Start of Rows
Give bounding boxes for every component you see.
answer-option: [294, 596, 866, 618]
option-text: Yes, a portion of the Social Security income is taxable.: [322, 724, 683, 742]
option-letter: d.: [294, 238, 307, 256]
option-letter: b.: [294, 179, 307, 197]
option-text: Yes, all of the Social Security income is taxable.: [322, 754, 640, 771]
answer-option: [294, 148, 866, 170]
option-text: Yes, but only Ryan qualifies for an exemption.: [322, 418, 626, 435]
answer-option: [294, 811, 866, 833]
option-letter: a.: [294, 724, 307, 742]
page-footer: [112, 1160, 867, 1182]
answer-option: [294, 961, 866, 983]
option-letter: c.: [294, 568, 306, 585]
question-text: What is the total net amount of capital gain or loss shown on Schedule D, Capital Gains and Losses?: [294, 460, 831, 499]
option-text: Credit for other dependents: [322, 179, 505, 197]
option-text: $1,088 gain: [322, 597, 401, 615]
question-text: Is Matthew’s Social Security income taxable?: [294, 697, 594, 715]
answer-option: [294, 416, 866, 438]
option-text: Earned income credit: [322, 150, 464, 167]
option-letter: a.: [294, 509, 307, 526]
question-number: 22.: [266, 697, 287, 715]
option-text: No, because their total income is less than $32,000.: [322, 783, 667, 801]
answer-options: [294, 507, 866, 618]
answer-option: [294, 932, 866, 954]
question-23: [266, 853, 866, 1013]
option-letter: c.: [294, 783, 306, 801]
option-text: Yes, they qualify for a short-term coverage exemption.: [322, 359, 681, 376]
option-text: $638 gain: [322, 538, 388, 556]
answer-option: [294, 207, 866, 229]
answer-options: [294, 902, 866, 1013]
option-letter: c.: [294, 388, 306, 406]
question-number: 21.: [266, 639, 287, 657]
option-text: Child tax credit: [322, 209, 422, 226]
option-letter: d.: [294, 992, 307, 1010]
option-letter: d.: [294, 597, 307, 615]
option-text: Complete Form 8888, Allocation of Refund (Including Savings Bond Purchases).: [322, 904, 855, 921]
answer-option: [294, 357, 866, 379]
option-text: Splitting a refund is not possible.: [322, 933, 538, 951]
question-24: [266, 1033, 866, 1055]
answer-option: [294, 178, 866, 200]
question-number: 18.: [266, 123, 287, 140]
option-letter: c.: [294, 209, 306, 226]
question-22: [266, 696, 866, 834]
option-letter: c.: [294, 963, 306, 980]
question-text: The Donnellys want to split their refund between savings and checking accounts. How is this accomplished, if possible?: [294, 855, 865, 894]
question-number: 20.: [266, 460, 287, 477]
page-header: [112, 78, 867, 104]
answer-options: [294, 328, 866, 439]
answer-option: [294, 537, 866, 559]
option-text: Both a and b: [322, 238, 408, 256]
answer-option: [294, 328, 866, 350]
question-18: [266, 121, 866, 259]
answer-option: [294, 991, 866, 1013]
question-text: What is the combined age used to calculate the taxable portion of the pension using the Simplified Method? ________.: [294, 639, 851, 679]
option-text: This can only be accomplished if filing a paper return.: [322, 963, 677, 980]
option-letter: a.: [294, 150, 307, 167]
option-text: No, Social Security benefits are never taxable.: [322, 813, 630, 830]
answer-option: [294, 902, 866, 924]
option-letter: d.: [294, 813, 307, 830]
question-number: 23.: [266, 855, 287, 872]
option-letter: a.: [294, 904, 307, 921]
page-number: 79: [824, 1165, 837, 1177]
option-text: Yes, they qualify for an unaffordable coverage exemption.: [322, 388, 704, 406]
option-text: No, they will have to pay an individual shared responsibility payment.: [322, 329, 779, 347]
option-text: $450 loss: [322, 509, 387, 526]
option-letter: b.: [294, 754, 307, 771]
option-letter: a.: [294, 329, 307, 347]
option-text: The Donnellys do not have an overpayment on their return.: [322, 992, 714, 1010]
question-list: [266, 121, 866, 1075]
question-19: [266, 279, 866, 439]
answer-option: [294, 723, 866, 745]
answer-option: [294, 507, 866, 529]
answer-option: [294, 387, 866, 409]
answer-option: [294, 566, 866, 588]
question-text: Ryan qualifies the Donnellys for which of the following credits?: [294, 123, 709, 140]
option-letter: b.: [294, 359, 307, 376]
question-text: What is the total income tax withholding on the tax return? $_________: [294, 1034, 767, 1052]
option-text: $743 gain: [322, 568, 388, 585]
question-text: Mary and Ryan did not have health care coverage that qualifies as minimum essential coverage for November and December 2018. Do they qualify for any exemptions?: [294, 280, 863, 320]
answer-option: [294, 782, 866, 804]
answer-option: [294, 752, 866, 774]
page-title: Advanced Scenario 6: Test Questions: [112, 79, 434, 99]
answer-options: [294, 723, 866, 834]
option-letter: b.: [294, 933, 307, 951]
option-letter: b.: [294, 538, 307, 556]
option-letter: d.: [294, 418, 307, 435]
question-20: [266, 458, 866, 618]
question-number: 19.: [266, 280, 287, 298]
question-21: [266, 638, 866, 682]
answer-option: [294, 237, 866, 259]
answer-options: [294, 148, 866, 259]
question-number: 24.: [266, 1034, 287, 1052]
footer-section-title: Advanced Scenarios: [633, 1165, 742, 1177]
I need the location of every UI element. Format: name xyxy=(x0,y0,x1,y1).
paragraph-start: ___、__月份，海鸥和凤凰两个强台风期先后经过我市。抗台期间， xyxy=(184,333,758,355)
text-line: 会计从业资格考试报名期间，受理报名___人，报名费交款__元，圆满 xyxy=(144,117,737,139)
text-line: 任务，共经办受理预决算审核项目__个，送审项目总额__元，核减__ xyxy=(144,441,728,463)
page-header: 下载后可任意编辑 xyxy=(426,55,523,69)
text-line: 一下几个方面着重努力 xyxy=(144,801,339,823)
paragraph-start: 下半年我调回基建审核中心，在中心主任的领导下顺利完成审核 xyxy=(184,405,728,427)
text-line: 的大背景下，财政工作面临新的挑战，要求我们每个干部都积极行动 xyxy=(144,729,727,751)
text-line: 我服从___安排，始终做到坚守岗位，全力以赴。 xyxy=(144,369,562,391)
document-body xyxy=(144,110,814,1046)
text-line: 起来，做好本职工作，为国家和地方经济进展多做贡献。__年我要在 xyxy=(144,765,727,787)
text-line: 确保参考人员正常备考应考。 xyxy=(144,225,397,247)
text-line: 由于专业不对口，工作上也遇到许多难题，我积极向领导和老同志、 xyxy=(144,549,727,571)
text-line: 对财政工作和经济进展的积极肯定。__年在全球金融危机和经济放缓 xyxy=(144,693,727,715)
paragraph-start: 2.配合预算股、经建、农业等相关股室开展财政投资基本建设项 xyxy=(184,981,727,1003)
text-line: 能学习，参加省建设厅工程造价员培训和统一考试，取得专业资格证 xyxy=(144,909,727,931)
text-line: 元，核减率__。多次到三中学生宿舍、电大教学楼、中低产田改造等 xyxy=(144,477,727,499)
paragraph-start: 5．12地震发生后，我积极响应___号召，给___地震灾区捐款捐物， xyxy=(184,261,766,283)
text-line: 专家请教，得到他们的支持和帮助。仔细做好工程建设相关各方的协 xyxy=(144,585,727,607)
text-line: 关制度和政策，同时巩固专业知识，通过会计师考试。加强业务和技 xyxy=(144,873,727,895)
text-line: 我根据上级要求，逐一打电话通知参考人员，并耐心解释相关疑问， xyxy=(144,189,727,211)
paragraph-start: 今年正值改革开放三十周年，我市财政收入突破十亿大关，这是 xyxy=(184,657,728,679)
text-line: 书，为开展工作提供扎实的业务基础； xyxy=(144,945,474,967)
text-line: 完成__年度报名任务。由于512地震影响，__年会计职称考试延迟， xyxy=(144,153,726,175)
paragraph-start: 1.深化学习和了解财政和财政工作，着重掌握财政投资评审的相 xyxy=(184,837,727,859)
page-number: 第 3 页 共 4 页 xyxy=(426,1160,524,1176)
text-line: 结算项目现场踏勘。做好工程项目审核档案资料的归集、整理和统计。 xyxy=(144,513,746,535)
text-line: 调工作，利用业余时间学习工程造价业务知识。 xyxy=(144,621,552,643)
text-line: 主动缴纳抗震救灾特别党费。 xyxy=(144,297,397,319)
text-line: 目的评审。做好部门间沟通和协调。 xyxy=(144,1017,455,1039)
End of Rows
Short task | Reproduce verbatim everything from the beginning of the material down to and including the line that contains "option-letter: b.: [294, 179, 307, 197]".

Answer to this exercise |
Give bounding boxes for every component you see.
answer-option: [294, 596, 866, 618]
option-text: Yes, a portion of the Social Security income is taxable.: [322, 724, 683, 742]
option-letter: d.: [294, 238, 307, 256]
option-letter: b.: [294, 179, 307, 197]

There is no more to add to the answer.